◆ **WHAT IS REQUIRED**
Repeat each line exactly as it is written.

◆ **INFORMATION SUPPLIED**
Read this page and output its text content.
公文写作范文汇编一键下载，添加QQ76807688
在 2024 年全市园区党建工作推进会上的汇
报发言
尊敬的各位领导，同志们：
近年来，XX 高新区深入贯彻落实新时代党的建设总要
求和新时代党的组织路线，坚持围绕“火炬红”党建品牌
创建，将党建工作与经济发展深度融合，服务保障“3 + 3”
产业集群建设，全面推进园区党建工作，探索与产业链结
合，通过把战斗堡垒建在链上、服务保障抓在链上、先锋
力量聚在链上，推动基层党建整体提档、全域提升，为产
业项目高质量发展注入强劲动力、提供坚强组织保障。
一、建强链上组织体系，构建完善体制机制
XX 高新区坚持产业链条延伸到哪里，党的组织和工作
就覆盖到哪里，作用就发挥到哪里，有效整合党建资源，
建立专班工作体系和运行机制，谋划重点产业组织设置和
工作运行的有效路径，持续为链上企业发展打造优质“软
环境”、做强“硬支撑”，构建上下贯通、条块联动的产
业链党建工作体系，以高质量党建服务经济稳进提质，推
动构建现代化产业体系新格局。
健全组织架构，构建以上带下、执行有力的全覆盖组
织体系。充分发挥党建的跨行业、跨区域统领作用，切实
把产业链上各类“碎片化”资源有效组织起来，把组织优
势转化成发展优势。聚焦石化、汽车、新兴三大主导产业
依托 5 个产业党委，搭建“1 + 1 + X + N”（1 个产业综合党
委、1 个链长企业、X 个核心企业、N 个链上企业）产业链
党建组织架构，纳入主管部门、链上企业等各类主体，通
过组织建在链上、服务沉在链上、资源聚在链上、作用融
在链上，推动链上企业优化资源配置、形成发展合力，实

◆ **SOLUTION**
Read this page and output its text content.
公文写作范文汇编一键下载，添加QQ76807688
在 2024 年全市园区党建工作推进会上的汇
报发言
尊敬的各位领导，同志们：
近年来，XX 高新区深入贯彻落实新时代党的建设总要
求和新时代党的组织路线，坚持围绕“火炬红”党建品牌
创建，将党建工作与经济发展深度融合，服务保障“3 + 3”
产业集群建设，全面推进园区党建工作，探索与产业链结
合，通过把战斗堡垒建在链上、服务保障抓在链上、先锋
力量聚在链上，推动基层党建整体提档、全域提升，为产
业项目高质量发展注入强劲动力、提供坚强组织保障。
一、建强链上组织体系，构建完善体制机制
XX 高新区坚持产业链条延伸到哪里，党的组织和工作
就覆盖到哪里，作用就发挥到哪里，有效整合党建资源，
建立专班工作体系和运行机制，谋划重点产业组织设置和
工作运行的有效路径，持续为链上企业发展打造优质“软
环境”、做强“硬支撑”，构建上下贯通、条块联动的产
业链党建工作体系，以高质量党建服务经济稳进提质，推
动构建现代化产业体系新格局。
健全组织架构，构建以上带下、执行有力的全覆盖组
织体系。充分发挥党建的跨行业、跨区域统领作用，切实
把产业链上各类“碎片化”资源有效组织起来，把组织优
势转化成发展优势。聚焦石化、汽车、新兴三大主导产业
依托 5 个产业党委，搭建“1 + 1 + X + N”（1 个产业综合党
委、1 个链长企业、X 个核心企业、N 个链上企业）产业链
党建组织架构，纳入主管部门、链上企业等各类主体，通
过组织建在链上、服务沉在链上、资源聚在链上、作用融
在链上，推动链上企业优化资源配置、形成发展合力，实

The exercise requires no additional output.